(Input data)

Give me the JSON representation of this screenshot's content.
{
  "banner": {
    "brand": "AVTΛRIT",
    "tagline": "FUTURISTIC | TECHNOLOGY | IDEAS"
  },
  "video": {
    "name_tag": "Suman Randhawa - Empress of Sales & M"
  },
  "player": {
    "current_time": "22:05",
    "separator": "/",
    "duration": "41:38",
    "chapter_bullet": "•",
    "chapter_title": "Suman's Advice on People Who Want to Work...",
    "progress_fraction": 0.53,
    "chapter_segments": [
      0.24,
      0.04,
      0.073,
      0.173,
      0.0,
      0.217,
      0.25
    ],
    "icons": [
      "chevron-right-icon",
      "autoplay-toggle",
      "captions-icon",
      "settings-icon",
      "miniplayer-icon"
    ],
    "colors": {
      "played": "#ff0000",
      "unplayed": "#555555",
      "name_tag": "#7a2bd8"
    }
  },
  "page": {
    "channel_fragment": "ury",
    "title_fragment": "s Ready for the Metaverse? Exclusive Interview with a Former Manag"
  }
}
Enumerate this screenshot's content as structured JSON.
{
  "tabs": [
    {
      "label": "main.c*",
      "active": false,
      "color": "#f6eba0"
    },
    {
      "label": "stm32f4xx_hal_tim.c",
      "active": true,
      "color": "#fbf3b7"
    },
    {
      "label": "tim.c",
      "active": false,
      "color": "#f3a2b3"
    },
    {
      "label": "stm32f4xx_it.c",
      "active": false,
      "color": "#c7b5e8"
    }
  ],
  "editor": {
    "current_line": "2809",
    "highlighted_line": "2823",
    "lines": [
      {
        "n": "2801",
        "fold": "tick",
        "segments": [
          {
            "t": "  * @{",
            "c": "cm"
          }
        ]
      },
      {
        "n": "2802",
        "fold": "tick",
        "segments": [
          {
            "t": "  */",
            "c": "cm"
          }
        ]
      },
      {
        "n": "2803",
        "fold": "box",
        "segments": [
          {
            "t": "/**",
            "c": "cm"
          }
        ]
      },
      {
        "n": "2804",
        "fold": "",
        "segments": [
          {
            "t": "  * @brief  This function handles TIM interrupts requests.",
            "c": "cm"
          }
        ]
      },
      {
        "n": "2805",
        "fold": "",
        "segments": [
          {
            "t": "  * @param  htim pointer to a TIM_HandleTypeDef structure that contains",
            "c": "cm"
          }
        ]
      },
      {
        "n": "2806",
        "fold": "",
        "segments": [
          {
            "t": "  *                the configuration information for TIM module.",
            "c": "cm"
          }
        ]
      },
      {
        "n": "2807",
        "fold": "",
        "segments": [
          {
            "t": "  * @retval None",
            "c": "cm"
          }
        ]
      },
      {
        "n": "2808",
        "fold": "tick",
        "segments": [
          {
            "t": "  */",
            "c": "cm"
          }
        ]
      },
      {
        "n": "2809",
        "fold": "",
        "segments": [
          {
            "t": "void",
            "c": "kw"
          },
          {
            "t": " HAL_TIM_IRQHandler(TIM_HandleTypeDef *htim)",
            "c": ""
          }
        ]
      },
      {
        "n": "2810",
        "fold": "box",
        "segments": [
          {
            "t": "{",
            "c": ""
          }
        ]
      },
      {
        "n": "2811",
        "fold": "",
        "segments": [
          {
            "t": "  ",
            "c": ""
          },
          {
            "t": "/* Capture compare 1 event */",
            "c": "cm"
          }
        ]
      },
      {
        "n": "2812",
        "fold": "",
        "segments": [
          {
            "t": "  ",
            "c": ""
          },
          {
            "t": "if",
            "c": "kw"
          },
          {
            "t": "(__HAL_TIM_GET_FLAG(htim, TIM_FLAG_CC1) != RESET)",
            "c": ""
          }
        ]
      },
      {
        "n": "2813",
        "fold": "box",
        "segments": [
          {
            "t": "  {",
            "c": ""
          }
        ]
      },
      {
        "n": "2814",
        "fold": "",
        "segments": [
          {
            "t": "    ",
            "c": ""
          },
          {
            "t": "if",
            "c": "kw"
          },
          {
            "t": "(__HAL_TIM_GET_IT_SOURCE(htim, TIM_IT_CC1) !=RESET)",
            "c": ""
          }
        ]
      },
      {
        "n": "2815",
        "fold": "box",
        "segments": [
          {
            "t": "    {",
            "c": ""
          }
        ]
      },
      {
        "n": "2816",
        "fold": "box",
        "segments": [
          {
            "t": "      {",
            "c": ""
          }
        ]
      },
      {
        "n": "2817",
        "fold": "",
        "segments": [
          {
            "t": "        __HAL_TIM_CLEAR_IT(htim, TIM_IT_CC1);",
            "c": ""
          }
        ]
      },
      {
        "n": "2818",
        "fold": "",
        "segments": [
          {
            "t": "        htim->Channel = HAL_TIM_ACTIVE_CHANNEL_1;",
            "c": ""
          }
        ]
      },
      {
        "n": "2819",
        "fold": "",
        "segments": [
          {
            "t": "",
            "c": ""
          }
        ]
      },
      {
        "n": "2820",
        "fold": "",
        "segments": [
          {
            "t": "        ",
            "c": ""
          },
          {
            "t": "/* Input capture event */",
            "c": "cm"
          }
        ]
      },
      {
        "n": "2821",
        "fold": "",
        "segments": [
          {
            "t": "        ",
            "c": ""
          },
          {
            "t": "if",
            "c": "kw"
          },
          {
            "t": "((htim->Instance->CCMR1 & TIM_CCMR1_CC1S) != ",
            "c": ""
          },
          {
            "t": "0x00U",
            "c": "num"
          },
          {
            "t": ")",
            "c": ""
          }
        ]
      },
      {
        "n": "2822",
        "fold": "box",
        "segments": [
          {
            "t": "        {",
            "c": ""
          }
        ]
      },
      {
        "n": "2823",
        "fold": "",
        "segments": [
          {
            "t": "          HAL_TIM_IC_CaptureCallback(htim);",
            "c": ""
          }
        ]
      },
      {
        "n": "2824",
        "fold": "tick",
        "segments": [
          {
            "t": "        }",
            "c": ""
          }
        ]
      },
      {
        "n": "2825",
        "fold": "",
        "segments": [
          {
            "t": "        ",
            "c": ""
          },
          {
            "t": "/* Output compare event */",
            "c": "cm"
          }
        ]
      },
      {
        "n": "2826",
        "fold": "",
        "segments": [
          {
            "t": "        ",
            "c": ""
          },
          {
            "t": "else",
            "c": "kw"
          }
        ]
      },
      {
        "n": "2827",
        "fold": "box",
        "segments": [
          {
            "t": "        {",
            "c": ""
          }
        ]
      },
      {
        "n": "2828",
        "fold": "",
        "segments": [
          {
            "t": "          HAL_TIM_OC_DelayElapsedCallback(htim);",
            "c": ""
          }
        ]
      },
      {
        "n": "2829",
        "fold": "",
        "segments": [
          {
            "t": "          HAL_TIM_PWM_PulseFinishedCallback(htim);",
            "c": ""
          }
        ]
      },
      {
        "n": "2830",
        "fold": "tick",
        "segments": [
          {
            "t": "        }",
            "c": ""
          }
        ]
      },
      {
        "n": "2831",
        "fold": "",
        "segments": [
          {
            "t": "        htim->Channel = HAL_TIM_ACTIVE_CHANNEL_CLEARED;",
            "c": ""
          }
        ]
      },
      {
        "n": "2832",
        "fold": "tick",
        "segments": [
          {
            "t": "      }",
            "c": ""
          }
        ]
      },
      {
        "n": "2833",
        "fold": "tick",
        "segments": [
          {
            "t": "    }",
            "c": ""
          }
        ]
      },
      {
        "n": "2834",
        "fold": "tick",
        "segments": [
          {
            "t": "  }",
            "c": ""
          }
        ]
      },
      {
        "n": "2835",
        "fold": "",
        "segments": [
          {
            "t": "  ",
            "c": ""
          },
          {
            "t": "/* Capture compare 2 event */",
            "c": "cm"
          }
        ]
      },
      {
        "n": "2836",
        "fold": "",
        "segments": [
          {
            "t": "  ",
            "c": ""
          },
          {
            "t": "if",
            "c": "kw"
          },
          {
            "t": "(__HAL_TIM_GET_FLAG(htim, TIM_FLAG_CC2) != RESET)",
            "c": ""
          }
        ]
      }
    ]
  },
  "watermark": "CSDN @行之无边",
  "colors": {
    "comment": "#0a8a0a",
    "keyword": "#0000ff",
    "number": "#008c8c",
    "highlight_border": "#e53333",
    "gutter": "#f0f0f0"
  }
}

(Your goal) Tally the lines of the records holding the word "RESET", then give only the resulting number.

(Response) 3